*Given data*.
################

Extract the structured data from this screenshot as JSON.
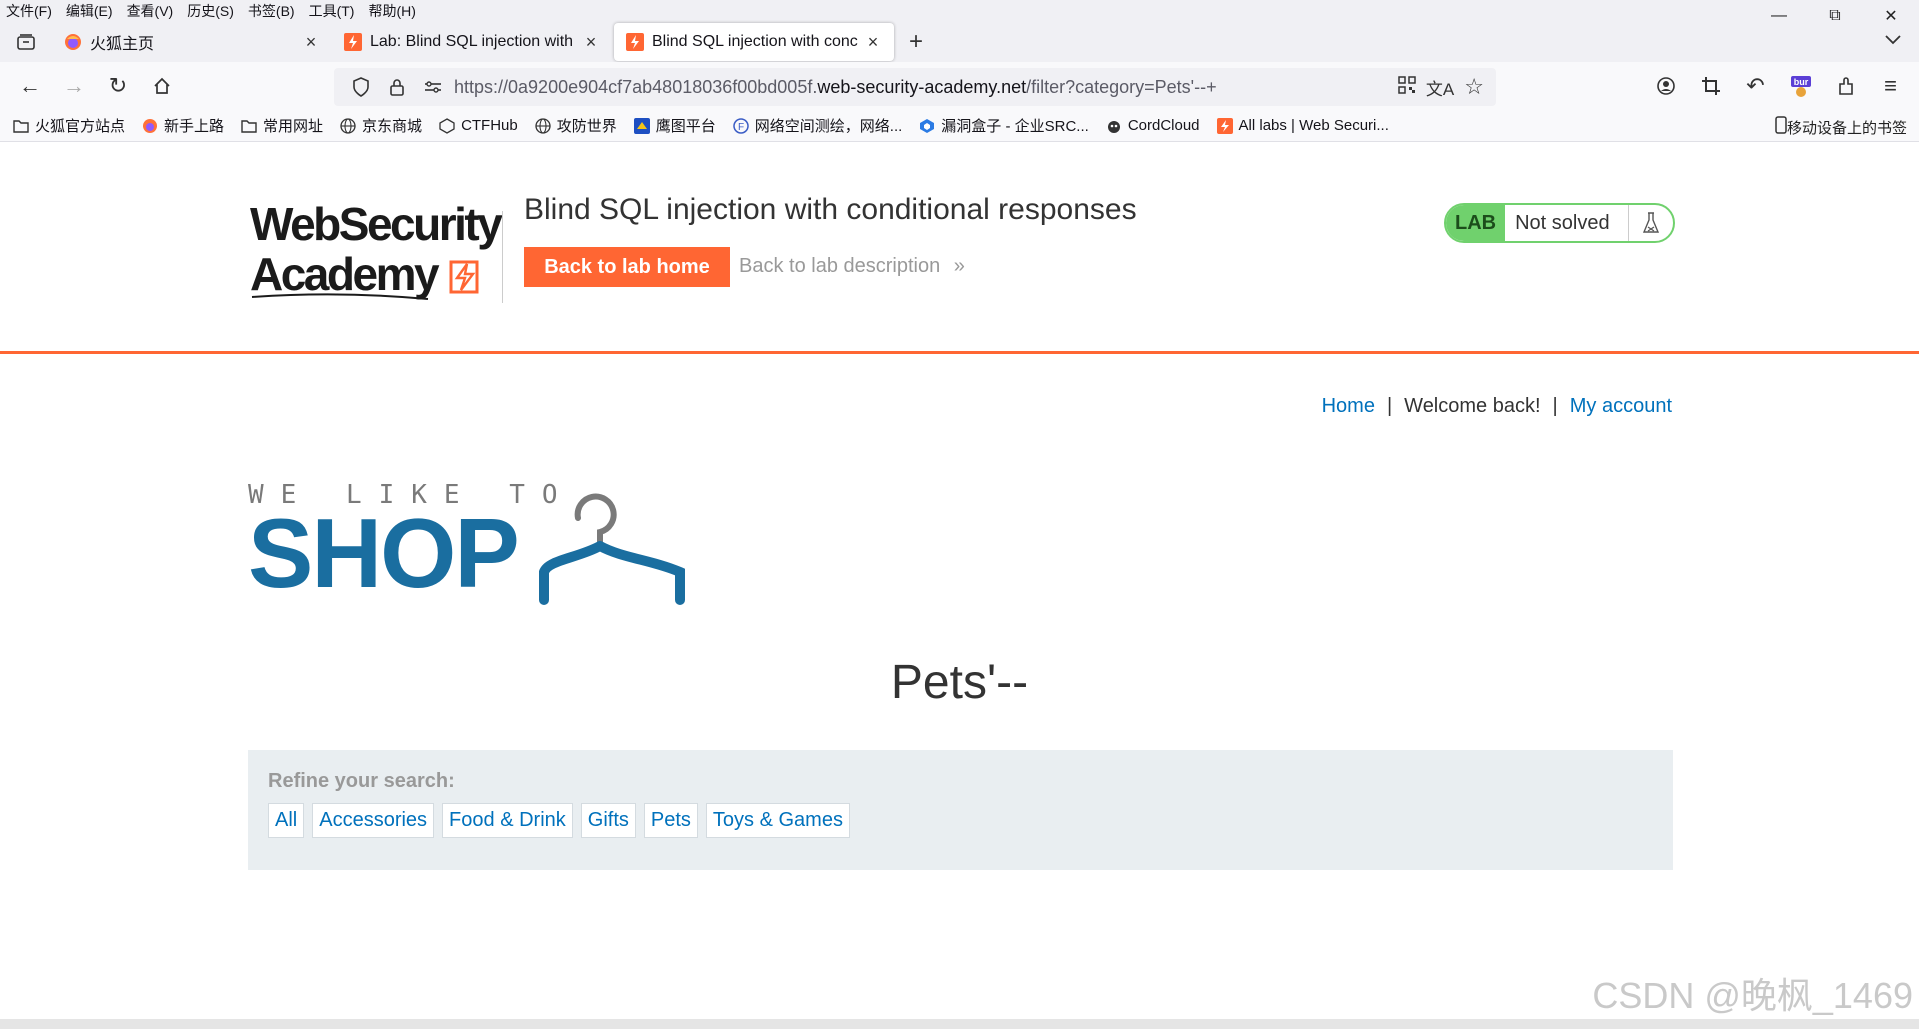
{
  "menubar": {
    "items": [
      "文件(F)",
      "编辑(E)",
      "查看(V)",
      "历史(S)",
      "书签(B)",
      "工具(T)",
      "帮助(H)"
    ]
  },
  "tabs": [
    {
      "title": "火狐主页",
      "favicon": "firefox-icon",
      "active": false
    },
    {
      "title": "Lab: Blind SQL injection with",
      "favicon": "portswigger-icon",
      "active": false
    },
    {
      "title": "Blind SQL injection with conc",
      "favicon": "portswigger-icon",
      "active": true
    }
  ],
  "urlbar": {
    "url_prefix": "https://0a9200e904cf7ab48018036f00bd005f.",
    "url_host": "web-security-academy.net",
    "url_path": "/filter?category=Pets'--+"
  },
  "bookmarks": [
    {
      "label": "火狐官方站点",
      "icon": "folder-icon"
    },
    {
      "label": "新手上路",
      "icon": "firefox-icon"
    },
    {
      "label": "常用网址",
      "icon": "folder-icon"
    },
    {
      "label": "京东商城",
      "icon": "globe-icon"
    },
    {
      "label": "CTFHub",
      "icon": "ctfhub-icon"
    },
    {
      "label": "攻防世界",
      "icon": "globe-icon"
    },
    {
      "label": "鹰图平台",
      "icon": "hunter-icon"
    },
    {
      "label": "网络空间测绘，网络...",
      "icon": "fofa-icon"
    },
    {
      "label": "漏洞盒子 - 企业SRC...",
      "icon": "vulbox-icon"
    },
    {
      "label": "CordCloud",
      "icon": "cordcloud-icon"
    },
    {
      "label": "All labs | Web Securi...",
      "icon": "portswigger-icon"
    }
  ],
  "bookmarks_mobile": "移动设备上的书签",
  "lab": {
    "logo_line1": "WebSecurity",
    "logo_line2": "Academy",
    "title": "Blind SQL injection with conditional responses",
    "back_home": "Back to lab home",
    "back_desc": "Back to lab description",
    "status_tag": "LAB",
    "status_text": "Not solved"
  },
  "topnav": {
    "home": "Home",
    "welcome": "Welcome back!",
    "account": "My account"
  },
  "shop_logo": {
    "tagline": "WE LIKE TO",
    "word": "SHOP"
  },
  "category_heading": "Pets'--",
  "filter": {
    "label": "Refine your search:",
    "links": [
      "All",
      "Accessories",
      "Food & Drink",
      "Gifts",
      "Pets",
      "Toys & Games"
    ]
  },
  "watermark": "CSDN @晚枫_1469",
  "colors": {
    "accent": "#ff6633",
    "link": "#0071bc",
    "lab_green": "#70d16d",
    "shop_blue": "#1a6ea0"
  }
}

################

*Stated goal*.
Repeat each entry exactly as it appears; skip any picture.

*Answer to this exercise*.
Extract the structured data from this screenshot as JSON.
{
  "menubar": {
    "items": [
      "文件(F)",
      "编辑(E)",
      "查看(V)",
      "历史(S)",
      "书签(B)",
      "工具(T)",
      "帮助(H)"
    ]
  },
  "tabs": [
    {
      "title": "火狐主页",
      "favicon": "firefox-icon",
      "active": false
    },
    {
      "title": "Lab: Blind SQL injection with",
      "favicon": "portswigger-icon",
      "active": false
    },
    {
      "title": "Blind SQL injection with conc",
      "favicon": "portswigger-icon",
      "active": true
    }
  ],
  "urlbar": {
    "url_prefix": "https://0a9200e904cf7ab48018036f00bd005f.",
    "url_host": "web-security-academy.net",
    "url_path": "/filter?category=Pets'--+"
  },
  "bookmarks": [
    {
      "label": "火狐官方站点",
      "icon": "folder-icon"
    },
    {
      "label": "新手上路",
      "icon": "firefox-icon"
    },
    {
      "label": "常用网址",
      "icon": "folder-icon"
    },
    {
      "label": "京东商城",
      "icon": "globe-icon"
    },
    {
      "label": "CTFHub",
      "icon": "ctfhub-icon"
    },
    {
      "label": "攻防世界",
      "icon": "globe-icon"
    },
    {
      "label": "鹰图平台",
      "icon": "hunter-icon"
    },
    {
      "label": "网络空间测绘，网络...",
      "icon": "fofa-icon"
    },
    {
      "label": "漏洞盒子 - 企业SRC...",
      "icon": "vulbox-icon"
    },
    {
      "label": "CordCloud",
      "icon": "cordcloud-icon"
    },
    {
      "label": "All labs | Web Securi...",
      "icon": "portswigger-icon"
    }
  ],
  "bookmarks_mobile": "移动设备上的书签",
  "lab": {
    "logo_line1": "WebSecurity",
    "logo_line2": "Academy",
    "title": "Blind SQL injection with conditional responses",
    "back_home": "Back to lab home",
    "back_desc": "Back to lab description",
    "status_tag": "LAB",
    "status_text": "Not solved"
  },
  "topnav": {
    "home": "Home",
    "welcome": "Welcome back!",
    "account": "My account"
  },
  "shop_logo": {
    "tagline": "WE LIKE TO",
    "word": "SHOP"
  },
  "category_heading": "Pets'--",
  "filter": {
    "label": "Refine your search:",
    "links": [
      "All",
      "Accessories",
      "Food & Drink",
      "Gifts",
      "Pets",
      "Toys & Games"
    ]
  },
  "watermark": "CSDN @晚枫_1469",
  "colors": {
    "accent": "#ff6633",
    "link": "#0071bc",
    "lab_green": "#70d16d",
    "shop_blue": "#1a6ea0"
  }
}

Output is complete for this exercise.